---------- Data provided ----------

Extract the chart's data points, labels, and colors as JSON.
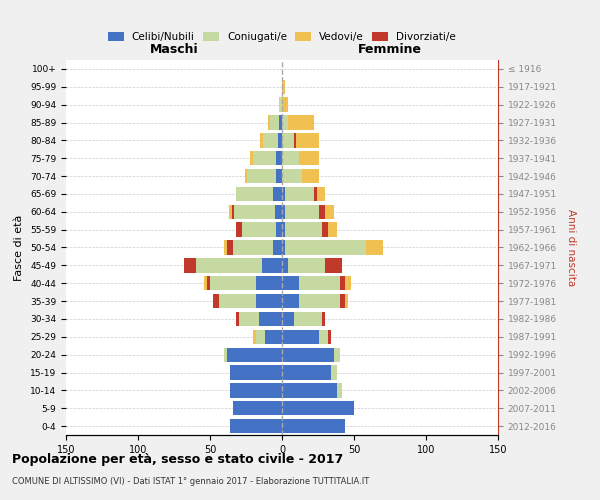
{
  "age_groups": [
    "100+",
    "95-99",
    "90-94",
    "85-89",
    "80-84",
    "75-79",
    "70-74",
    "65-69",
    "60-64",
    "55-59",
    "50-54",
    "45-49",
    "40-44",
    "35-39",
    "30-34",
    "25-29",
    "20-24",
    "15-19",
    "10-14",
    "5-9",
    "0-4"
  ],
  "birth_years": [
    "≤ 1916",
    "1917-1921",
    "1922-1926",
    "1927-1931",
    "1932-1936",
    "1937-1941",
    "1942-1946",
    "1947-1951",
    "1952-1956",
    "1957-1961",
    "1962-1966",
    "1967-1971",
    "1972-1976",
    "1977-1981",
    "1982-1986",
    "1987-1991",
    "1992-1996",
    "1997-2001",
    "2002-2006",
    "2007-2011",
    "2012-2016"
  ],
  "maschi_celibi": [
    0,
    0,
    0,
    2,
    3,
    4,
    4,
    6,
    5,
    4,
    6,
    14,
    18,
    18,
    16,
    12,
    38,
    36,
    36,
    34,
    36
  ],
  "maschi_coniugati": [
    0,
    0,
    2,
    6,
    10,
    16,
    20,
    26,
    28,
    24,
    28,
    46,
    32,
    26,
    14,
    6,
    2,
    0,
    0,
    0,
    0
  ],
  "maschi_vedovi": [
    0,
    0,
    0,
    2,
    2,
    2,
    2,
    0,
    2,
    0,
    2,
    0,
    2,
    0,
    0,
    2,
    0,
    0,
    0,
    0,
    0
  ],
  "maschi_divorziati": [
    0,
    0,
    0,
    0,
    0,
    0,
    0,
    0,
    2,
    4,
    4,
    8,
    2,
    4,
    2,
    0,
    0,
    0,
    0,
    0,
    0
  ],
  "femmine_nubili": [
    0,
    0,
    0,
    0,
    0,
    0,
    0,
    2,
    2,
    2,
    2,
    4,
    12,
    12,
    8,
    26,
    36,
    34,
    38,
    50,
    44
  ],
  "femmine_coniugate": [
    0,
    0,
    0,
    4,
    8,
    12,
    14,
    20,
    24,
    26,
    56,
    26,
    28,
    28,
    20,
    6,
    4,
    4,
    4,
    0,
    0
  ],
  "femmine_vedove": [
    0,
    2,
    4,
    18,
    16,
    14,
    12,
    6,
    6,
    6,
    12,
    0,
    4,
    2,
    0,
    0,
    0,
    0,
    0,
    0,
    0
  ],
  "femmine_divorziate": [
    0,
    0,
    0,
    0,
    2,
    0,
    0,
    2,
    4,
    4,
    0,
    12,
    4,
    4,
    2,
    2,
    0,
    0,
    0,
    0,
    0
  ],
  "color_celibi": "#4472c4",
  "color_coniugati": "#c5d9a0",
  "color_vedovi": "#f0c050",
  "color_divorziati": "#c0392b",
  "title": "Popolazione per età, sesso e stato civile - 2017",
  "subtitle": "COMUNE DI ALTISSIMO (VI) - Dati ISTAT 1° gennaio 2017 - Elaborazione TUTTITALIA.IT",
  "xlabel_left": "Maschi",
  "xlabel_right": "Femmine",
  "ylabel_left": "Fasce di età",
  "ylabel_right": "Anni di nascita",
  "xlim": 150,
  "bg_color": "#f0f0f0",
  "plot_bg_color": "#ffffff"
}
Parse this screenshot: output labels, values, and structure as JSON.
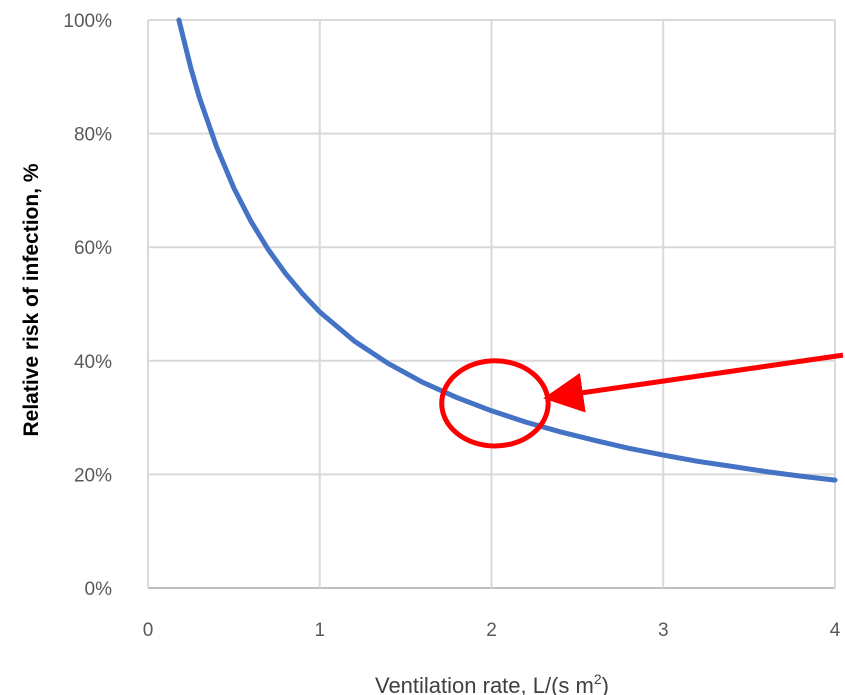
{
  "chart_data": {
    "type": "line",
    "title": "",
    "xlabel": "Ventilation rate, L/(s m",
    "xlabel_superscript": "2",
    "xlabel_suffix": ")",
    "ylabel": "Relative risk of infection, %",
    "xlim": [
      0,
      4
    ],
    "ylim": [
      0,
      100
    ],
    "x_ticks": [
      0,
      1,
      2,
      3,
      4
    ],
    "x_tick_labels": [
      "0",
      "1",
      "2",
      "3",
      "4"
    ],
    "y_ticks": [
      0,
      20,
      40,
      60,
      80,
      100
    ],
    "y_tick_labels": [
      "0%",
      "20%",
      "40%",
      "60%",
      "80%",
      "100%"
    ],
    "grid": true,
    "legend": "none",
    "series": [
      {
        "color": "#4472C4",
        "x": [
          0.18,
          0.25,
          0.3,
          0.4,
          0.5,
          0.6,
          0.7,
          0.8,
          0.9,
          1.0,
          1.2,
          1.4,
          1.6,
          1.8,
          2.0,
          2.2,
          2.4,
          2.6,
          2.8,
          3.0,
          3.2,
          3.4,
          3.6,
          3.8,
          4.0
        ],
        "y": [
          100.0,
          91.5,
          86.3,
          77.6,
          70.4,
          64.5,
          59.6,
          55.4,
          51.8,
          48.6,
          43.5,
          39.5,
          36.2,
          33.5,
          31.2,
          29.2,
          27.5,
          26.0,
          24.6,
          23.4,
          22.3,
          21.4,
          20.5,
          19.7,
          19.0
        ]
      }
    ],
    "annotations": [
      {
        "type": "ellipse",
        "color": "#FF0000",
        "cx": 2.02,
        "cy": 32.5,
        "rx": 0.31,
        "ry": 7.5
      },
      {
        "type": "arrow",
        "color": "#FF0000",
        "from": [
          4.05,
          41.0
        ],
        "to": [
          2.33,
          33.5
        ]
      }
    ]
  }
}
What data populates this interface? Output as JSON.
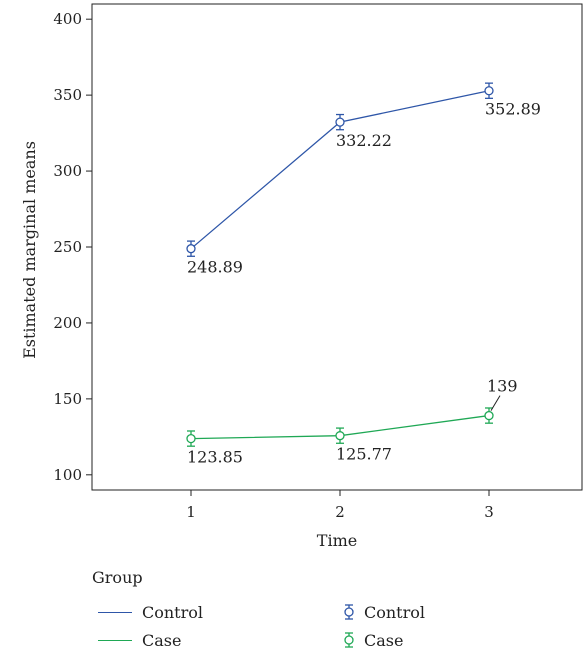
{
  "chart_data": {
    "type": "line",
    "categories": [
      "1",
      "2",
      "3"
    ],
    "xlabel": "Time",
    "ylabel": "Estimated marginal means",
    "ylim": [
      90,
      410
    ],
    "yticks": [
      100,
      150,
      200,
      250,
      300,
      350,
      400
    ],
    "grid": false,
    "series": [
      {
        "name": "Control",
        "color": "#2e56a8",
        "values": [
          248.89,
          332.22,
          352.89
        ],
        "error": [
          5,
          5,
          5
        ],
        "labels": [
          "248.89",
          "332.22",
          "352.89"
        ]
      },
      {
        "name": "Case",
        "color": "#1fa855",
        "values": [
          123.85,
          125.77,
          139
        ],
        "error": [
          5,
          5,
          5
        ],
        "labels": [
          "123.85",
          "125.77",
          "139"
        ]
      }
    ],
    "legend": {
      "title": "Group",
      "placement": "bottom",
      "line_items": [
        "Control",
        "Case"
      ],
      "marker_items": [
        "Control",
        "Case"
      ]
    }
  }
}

----------

* Stated problem: Repeat the records in full, exactly as they appear, without the pictures.

* Result of the exercise:
Extract the chart's data points, labels, and colors as JSON.
{
  "age_groups": [
    "100+",
    "95-99",
    "90-94",
    "85-89",
    "80-84",
    "75-79",
    "70-74",
    "65-69",
    "60-64",
    "55-59",
    "50-54",
    "45-49",
    "40-44",
    "35-39",
    "30-34",
    "25-29",
    "20-24",
    "15-19",
    "10-14",
    "5-9",
    "0-4"
  ],
  "birth_years": [
    "≤ 1916",
    "1917-1921",
    "1922-1926",
    "1927-1931",
    "1932-1936",
    "1937-1941",
    "1942-1946",
    "1947-1951",
    "1952-1956",
    "1957-1961",
    "1962-1966",
    "1967-1971",
    "1972-1976",
    "1977-1981",
    "1982-1986",
    "1987-1991",
    "1992-1996",
    "1997-2001",
    "2002-2006",
    "2007-2011",
    "2012-2016"
  ],
  "maschi_celibi": [
    0,
    0,
    0,
    2,
    3,
    4,
    4,
    6,
    5,
    4,
    6,
    14,
    18,
    18,
    16,
    12,
    38,
    36,
    36,
    34,
    36
  ],
  "maschi_coniugati": [
    0,
    0,
    2,
    6,
    10,
    16,
    20,
    26,
    28,
    24,
    28,
    46,
    32,
    26,
    14,
    6,
    2,
    0,
    0,
    0,
    0
  ],
  "maschi_vedovi": [
    0,
    0,
    0,
    2,
    2,
    2,
    2,
    0,
    2,
    0,
    2,
    0,
    2,
    0,
    0,
    2,
    0,
    0,
    0,
    0,
    0
  ],
  "maschi_divorziati": [
    0,
    0,
    0,
    0,
    0,
    0,
    0,
    0,
    2,
    4,
    4,
    8,
    2,
    4,
    2,
    0,
    0,
    0,
    0,
    0,
    0
  ],
  "femmine_nubili": [
    0,
    0,
    0,
    0,
    0,
    0,
    0,
    2,
    2,
    2,
    2,
    4,
    12,
    12,
    8,
    26,
    36,
    34,
    38,
    50,
    44
  ],
  "femmine_coniugate": [
    0,
    0,
    0,
    4,
    8,
    12,
    14,
    20,
    24,
    26,
    56,
    26,
    28,
    28,
    20,
    6,
    4,
    4,
    4,
    0,
    0
  ],
  "femmine_vedove": [
    0,
    2,
    4,
    18,
    16,
    14,
    12,
    6,
    6,
    6,
    12,
    0,
    4,
    2,
    0,
    0,
    0,
    0,
    0,
    0,
    0
  ],
  "femmine_divorziate": [
    0,
    0,
    0,
    0,
    2,
    0,
    0,
    2,
    4,
    4,
    0,
    12,
    4,
    4,
    2,
    2,
    0,
    0,
    0,
    0,
    0
  ],
  "color_celibi": "#4472c4",
  "color_coniugati": "#c5d9a0",
  "color_vedovi": "#f0c050",
  "color_divorziati": "#c0392b",
  "title": "Popolazione per età, sesso e stato civile - 2017",
  "subtitle": "COMUNE DI ALTISSIMO (VI) - Dati ISTAT 1° gennaio 2017 - Elaborazione TUTTITALIA.IT",
  "xlabel_left": "Maschi",
  "xlabel_right": "Femmine",
  "ylabel_left": "Fasce di età",
  "ylabel_right": "Anni di nascita",
  "xlim": 150,
  "bg_color": "#f0f0f0",
  "plot_bg_color": "#ffffff"
}
Parse this screenshot: output labels, values, and structure as JSON.
{
  "chart_data": {
    "type": "line",
    "title": "",
    "xlabel": "Ventilation rate, L/(s m",
    "xlabel_superscript": "2",
    "xlabel_suffix": ")",
    "ylabel": "Relative risk of infection, %",
    "xlim": [
      0,
      4
    ],
    "ylim": [
      0,
      100
    ],
    "x_ticks": [
      0,
      1,
      2,
      3,
      4
    ],
    "x_tick_labels": [
      "0",
      "1",
      "2",
      "3",
      "4"
    ],
    "y_ticks": [
      0,
      20,
      40,
      60,
      80,
      100
    ],
    "y_tick_labels": [
      "0%",
      "20%",
      "40%",
      "60%",
      "80%",
      "100%"
    ],
    "grid": true,
    "legend": "none",
    "series": [
      {
        "color": "#4472C4",
        "x": [
          0.18,
          0.25,
          0.3,
          0.4,
          0.5,
          0.6,
          0.7,
          0.8,
          0.9,
          1.0,
          1.2,
          1.4,
          1.6,
          1.8,
          2.0,
          2.2,
          2.4,
          2.6,
          2.8,
          3.0,
          3.2,
          3.4,
          3.6,
          3.8,
          4.0
        ],
        "y": [
          100.0,
          91.5,
          86.3,
          77.6,
          70.4,
          64.5,
          59.6,
          55.4,
          51.8,
          48.6,
          43.5,
          39.5,
          36.2,
          33.5,
          31.2,
          29.2,
          27.5,
          26.0,
          24.6,
          23.4,
          22.3,
          21.4,
          20.5,
          19.7,
          19.0
        ]
      }
    ],
    "annotations": [
      {
        "type": "ellipse",
        "color": "#FF0000",
        "cx": 2.02,
        "cy": 32.5,
        "rx": 0.31,
        "ry": 7.5
      },
      {
        "type": "arrow",
        "color": "#FF0000",
        "from": [
          4.05,
          41.0
        ],
        "to": [
          2.33,
          33.5
        ]
      }
    ]
  }
}
What data populates this interface? Output as JSON.
{
  "chart_data": {
    "type": "line",
    "categories": [
      "1",
      "2",
      "3"
    ],
    "xlabel": "Time",
    "ylabel": "Estimated marginal means",
    "ylim": [
      90,
      410
    ],
    "yticks": [
      100,
      150,
      200,
      250,
      300,
      350,
      400
    ],
    "grid": false,
    "series": [
      {
        "name": "Control",
        "color": "#2e56a8",
        "values": [
          248.89,
          332.22,
          352.89
        ],
        "error": [
          5,
          5,
          5
        ],
        "labels": [
          "248.89",
          "332.22",
          "352.89"
        ]
      },
      {
        "name": "Case",
        "color": "#1fa855",
        "values": [
          123.85,
          125.77,
          139
        ],
        "error": [
          5,
          5,
          5
        ],
        "labels": [
          "123.85",
          "125.77",
          "139"
        ]
      }
    ],
    "legend": {
      "title": "Group",
      "placement": "bottom",
      "line_items": [
        "Control",
        "Case"
      ],
      "marker_items": [
        "Control",
        "Case"
      ]
    }
  }
}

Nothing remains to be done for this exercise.